• **Task to carry out**
Go over the entries below line by line, copying each one that contains the word "type".

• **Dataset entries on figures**
****************

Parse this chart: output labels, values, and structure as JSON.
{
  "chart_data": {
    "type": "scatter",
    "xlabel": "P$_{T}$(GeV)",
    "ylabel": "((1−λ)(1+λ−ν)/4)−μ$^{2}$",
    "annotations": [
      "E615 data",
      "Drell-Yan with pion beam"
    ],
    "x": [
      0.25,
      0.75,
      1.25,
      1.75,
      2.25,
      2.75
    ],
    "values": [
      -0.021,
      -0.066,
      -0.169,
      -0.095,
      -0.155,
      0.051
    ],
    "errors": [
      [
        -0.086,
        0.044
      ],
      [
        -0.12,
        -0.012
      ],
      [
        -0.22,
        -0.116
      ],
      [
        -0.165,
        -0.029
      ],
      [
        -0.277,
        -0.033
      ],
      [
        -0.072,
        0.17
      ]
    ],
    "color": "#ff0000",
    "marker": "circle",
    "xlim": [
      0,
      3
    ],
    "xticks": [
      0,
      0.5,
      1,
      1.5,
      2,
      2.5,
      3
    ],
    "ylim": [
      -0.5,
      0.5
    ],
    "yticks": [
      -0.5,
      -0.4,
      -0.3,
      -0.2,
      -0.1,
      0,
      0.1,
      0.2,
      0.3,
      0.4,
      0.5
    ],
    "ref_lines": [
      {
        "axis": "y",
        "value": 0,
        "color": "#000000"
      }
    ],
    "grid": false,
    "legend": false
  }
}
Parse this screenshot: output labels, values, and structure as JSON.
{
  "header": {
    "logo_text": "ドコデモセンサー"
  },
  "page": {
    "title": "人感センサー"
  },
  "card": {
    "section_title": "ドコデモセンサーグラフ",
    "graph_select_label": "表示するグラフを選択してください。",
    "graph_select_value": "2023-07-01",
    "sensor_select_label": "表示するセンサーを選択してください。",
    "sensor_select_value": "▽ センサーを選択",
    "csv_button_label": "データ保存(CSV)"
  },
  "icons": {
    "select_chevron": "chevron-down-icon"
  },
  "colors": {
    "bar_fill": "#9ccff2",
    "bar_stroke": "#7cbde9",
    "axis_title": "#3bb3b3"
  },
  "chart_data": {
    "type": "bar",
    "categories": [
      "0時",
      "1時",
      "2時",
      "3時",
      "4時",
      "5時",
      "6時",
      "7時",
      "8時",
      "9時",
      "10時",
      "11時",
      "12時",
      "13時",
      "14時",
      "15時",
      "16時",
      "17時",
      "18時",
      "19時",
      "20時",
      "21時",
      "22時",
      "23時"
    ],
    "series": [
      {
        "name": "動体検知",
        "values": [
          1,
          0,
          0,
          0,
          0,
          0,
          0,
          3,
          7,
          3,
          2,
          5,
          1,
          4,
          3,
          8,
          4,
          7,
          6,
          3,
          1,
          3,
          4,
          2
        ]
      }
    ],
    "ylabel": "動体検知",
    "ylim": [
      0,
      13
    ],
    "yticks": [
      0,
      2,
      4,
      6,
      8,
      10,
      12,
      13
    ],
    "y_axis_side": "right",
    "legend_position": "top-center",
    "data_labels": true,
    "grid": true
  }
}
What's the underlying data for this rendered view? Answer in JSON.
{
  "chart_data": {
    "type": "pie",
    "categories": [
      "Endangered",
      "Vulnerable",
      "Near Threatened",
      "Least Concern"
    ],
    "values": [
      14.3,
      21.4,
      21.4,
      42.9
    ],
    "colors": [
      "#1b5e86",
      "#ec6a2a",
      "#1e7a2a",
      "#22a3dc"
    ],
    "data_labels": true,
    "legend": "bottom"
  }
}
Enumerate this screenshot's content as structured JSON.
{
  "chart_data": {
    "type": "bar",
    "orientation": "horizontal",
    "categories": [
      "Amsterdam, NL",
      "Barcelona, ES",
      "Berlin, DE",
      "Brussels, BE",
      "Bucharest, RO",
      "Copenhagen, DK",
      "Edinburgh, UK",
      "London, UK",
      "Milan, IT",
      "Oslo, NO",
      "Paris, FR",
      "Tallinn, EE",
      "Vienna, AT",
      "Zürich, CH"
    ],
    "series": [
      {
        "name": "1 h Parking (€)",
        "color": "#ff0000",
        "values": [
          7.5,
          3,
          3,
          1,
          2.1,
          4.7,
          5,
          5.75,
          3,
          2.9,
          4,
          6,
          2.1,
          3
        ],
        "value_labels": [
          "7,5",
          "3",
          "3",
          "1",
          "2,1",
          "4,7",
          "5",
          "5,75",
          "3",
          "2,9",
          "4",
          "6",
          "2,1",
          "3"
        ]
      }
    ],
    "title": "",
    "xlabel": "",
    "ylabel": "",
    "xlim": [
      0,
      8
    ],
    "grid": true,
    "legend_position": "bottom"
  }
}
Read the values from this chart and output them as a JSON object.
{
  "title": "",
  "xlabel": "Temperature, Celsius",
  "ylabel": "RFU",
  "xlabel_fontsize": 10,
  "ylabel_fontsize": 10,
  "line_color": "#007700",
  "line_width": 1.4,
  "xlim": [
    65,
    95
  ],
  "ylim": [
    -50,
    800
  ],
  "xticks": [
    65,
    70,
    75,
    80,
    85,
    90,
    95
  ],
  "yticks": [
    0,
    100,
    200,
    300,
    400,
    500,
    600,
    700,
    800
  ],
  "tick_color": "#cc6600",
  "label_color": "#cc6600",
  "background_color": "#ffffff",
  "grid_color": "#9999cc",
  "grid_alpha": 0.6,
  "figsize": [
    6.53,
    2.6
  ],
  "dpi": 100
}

****************

• **Answer to this task**
    "type": "scatter",
    "type": "bar",
    "type": "pie",
    "type": "bar",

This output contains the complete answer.